Exercise prompt :: In the listing below, identify each line with the word "JSON" and return those lines.

* BEGIN Data lines *

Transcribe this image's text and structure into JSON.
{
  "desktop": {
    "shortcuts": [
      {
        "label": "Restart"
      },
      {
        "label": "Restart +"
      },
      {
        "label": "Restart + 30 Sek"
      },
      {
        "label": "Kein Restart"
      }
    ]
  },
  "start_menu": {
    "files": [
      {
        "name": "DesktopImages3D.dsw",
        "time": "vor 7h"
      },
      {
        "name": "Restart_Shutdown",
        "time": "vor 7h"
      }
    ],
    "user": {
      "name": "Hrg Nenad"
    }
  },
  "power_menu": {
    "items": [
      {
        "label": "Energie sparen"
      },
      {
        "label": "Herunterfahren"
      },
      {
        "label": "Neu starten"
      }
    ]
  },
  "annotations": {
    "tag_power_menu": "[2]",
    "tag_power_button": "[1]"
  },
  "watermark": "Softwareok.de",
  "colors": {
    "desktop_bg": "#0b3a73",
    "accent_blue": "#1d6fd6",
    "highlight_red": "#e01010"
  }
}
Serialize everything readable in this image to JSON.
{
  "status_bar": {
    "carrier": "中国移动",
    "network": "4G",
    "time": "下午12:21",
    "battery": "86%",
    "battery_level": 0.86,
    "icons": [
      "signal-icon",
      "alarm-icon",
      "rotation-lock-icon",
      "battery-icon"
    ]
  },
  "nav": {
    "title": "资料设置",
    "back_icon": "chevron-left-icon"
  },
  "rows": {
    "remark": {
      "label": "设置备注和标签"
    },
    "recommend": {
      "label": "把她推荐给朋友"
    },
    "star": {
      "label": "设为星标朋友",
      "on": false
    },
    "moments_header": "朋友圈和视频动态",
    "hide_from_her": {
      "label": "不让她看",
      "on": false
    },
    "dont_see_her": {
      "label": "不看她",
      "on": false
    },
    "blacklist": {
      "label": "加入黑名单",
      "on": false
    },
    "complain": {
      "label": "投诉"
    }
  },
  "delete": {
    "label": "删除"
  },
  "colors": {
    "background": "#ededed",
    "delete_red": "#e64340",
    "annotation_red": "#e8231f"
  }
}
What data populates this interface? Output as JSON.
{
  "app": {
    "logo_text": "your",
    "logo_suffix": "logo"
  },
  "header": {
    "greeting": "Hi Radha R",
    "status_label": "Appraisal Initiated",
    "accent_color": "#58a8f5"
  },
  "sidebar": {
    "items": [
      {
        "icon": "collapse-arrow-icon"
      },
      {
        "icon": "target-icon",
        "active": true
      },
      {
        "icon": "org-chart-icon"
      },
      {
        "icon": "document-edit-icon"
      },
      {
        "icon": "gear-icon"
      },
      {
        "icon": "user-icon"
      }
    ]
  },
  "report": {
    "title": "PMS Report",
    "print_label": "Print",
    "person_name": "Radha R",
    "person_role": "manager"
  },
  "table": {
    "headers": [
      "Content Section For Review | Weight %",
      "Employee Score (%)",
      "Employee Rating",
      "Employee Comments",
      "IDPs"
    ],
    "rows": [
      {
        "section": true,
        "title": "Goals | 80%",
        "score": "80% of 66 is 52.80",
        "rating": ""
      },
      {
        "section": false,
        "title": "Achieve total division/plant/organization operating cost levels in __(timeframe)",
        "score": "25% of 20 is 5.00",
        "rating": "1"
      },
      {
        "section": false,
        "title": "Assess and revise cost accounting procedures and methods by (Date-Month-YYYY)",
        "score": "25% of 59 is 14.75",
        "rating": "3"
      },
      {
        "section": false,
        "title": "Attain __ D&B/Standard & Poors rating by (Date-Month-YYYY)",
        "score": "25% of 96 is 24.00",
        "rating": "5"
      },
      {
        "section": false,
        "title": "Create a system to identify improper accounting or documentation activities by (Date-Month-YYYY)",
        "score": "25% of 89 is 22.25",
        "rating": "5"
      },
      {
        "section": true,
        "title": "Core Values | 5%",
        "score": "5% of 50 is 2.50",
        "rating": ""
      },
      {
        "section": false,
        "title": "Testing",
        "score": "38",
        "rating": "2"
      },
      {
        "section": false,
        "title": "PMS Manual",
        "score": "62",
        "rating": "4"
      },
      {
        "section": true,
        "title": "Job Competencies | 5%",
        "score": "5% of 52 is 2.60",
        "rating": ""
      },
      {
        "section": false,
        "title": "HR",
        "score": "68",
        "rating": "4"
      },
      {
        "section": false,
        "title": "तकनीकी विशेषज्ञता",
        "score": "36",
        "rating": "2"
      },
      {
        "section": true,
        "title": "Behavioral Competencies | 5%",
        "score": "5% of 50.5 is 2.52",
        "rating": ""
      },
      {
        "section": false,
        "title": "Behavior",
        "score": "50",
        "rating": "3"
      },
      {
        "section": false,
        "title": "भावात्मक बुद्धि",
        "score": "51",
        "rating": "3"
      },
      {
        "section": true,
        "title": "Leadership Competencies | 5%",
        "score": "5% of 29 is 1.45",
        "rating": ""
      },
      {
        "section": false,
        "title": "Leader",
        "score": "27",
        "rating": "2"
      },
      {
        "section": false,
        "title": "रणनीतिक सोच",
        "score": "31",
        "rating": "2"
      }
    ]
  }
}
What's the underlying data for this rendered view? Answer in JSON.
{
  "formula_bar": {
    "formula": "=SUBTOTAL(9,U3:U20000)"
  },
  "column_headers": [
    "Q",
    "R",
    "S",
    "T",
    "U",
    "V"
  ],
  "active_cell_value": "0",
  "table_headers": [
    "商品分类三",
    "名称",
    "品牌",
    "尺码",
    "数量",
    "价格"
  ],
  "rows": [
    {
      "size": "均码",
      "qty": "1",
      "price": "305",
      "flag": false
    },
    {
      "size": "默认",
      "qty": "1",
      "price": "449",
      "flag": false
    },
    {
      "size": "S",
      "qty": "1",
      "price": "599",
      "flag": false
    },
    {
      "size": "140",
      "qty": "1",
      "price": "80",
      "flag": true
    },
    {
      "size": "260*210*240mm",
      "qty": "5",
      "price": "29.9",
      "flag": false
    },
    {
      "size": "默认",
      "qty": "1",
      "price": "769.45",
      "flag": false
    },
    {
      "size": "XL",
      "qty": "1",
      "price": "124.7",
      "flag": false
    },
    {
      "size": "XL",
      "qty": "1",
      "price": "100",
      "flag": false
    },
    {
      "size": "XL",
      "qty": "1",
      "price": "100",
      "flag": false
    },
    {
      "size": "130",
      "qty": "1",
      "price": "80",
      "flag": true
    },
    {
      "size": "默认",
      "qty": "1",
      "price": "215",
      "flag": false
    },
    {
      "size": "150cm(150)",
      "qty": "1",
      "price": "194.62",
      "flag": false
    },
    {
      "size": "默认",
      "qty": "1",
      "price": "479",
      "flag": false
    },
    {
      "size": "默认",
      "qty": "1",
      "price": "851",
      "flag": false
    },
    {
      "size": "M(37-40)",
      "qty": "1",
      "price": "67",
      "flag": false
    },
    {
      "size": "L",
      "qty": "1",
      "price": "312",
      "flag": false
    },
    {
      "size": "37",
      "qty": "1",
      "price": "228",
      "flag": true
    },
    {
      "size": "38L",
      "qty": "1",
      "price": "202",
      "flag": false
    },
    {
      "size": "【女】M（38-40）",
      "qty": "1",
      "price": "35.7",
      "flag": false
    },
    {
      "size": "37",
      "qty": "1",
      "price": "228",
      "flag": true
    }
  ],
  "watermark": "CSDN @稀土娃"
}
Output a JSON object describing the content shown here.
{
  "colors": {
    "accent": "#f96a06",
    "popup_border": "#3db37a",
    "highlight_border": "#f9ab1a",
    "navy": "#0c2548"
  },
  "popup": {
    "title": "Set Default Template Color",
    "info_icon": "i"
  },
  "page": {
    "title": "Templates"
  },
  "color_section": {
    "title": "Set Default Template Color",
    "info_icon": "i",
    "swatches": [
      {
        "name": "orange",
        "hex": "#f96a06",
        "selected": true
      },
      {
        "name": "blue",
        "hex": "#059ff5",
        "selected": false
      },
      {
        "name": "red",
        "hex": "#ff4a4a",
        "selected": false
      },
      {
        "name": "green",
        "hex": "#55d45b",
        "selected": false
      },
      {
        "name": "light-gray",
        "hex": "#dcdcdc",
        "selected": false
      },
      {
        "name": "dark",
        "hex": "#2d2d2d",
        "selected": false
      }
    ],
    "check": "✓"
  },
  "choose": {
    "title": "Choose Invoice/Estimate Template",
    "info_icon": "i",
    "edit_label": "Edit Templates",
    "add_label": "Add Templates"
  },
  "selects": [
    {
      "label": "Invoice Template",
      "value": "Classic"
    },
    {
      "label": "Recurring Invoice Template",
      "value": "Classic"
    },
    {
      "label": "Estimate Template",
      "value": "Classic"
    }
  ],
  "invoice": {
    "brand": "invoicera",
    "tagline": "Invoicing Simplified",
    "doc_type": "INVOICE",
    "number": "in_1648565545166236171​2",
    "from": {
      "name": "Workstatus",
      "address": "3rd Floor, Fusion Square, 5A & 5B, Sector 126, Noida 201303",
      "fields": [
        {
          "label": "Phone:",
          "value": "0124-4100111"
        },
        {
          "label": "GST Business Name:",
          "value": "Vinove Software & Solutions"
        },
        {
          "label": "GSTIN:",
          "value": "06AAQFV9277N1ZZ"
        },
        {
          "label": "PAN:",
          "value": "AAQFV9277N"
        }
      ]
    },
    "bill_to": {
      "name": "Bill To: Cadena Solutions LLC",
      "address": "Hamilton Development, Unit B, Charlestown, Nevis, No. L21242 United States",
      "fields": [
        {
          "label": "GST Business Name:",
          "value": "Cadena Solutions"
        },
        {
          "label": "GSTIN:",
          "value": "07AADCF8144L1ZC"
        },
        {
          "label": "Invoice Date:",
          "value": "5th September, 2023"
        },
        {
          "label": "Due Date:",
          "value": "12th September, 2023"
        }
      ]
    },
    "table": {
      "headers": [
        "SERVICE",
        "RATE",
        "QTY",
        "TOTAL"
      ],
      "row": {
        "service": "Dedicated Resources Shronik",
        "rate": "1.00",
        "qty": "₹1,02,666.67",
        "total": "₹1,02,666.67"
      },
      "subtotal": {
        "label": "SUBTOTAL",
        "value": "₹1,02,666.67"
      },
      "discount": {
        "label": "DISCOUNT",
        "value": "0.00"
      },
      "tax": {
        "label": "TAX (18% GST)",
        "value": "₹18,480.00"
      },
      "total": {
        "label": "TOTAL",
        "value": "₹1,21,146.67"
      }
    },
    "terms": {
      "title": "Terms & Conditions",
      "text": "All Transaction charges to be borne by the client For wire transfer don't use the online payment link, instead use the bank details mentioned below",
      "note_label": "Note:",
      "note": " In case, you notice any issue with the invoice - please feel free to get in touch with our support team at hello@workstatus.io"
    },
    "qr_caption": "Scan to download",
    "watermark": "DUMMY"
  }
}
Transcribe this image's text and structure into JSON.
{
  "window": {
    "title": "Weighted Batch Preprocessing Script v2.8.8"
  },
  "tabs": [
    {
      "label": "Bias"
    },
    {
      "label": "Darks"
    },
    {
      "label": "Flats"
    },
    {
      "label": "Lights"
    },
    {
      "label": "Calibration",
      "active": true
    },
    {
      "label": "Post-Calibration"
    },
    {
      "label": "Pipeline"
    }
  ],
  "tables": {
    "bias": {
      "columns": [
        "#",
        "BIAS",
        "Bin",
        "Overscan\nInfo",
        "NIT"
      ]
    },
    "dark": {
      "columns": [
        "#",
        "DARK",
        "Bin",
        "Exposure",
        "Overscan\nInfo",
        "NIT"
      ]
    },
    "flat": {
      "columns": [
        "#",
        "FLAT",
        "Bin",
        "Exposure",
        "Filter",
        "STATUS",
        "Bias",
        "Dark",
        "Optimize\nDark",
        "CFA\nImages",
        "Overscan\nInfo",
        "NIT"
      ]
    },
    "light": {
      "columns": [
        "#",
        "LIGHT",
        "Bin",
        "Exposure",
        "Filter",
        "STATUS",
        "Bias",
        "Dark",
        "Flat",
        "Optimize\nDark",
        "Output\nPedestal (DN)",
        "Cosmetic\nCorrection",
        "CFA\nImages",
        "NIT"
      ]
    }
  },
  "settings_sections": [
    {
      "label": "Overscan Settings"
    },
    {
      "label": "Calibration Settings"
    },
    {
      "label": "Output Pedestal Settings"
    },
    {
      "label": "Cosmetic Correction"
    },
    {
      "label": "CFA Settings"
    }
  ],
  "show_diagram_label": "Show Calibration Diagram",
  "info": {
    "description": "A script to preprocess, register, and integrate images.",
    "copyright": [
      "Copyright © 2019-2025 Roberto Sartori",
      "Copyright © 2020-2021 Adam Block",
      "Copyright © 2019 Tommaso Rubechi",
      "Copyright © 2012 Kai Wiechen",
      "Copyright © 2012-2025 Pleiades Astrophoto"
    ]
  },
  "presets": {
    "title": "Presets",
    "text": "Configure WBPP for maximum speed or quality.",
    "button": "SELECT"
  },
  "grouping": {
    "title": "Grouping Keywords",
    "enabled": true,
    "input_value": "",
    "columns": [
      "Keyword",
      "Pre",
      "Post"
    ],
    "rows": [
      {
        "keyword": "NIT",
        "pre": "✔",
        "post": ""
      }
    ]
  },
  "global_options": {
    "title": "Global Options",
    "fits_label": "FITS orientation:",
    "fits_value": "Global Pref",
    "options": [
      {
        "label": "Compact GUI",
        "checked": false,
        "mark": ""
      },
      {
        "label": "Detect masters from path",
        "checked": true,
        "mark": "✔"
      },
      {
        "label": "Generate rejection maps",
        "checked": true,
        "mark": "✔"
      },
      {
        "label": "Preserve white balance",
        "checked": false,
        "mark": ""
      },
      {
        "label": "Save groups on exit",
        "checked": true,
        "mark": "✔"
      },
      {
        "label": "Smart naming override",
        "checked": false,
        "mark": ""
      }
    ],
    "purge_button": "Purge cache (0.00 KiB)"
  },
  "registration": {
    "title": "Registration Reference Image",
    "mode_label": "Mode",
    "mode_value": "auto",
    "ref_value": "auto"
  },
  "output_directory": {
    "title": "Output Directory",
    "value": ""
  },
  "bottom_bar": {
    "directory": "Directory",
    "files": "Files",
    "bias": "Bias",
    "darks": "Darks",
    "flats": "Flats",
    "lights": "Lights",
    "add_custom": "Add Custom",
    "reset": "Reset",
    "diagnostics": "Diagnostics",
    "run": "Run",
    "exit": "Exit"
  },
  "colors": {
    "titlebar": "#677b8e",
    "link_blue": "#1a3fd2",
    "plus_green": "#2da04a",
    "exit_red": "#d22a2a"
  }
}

* END Data lines *

Answer for the task ::
Transcribe this image's text and structure into JSON.
Serialize everything readable in this image to JSON.
What data populates this interface? Output as JSON.
What's the underlying data for this rendered view? Answer in JSON.
Output a JSON object describing the content shown here.
Transcribe this image's text and structure into JSON.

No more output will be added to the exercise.